--- Start ---

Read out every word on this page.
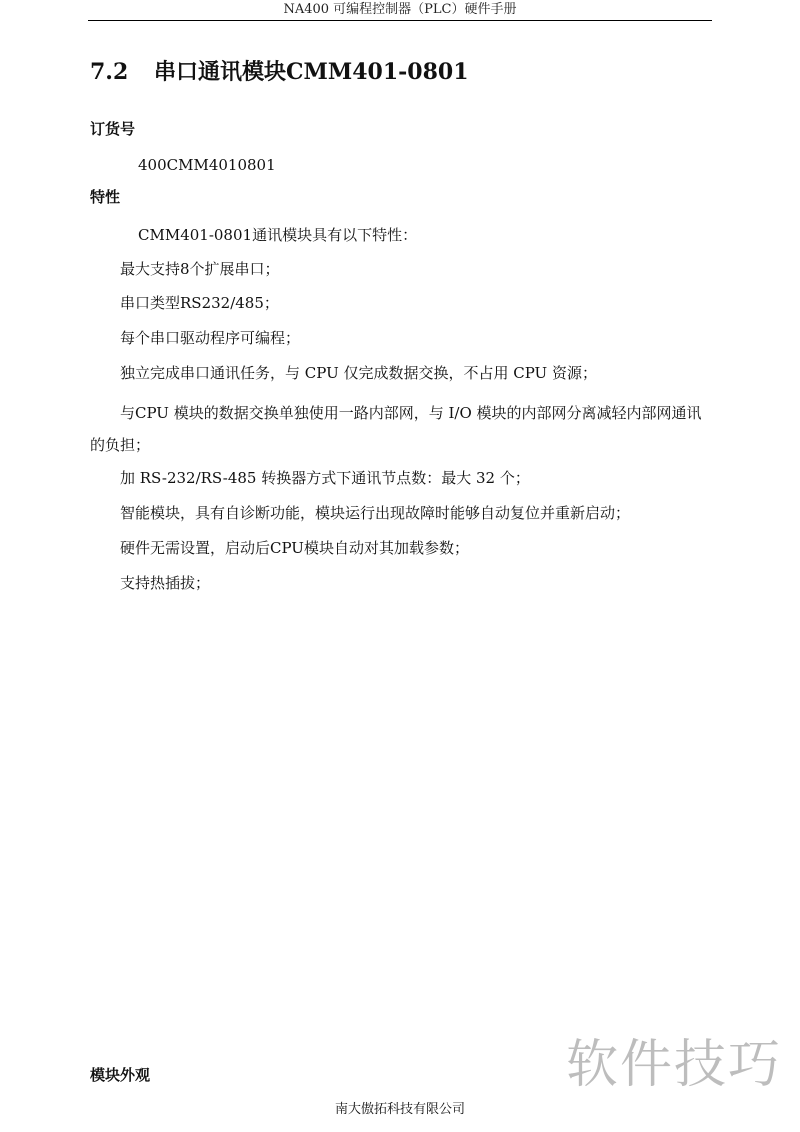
NA400 可编程控制器（PLC）硬件手册
7.2 串口通讯模块CMM401-0801
订货号
400CMM4010801
特性
CMM401-0801通讯模块具有以下特性：
最大支持8个扩展串口；
串口类型RS232/485；
每个串口驱动程序可编程；
独立完成串口通讯任务，与 CPU 仅完成数据交换，不占用 CPU 资源；
与CPU 模块的数据交换单独使用一路内部网，与 I/O 模块的内部网分离减轻内部网通讯的负担；
加 RS-232/RS-485 转换器方式下通讯节点数：最大 32 个；
智能模块，具有自诊断功能，模块运行出现故障时能够自动复位并重新启动；
硬件无需设置，启动后CPU模块自动对其加载参数；
支持热插拔；
模块外观	软件技巧
南大傲拓科技有限公司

--- End ---

§ **TASK TO COMPLETE**
Repeat the listing in full and exactly. Do not include any images.

§ **RESULT OF THIS TASK**
Read out every word on this page.
NA400 可编程控制器（PLC）硬件手册
7.2 串口通讯模块CMM401-0801
订货号
400CMM4010801
特性
CMM401-0801通讯模块具有以下特性：
最大支持8个扩展串口；
串口类型RS232/485；
每个串口驱动程序可编程；
独立完成串口通讯任务，与 CPU 仅完成数据交换，不占用 CPU 资源；
与CPU 模块的数据交换单独使用一路内部网，与 I/O 模块的内部网分离减轻内部网通讯的负担；
加 RS-232/RS-485 转换器方式下通讯节点数：最大 32 个；
智能模块，具有自诊断功能，模块运行出现故障时能够自动复位并重新启动；
硬件无需设置，启动后CPU模块自动对其加载参数；
支持热插拔；
模块外观	软件技巧
南大傲拓科技有限公司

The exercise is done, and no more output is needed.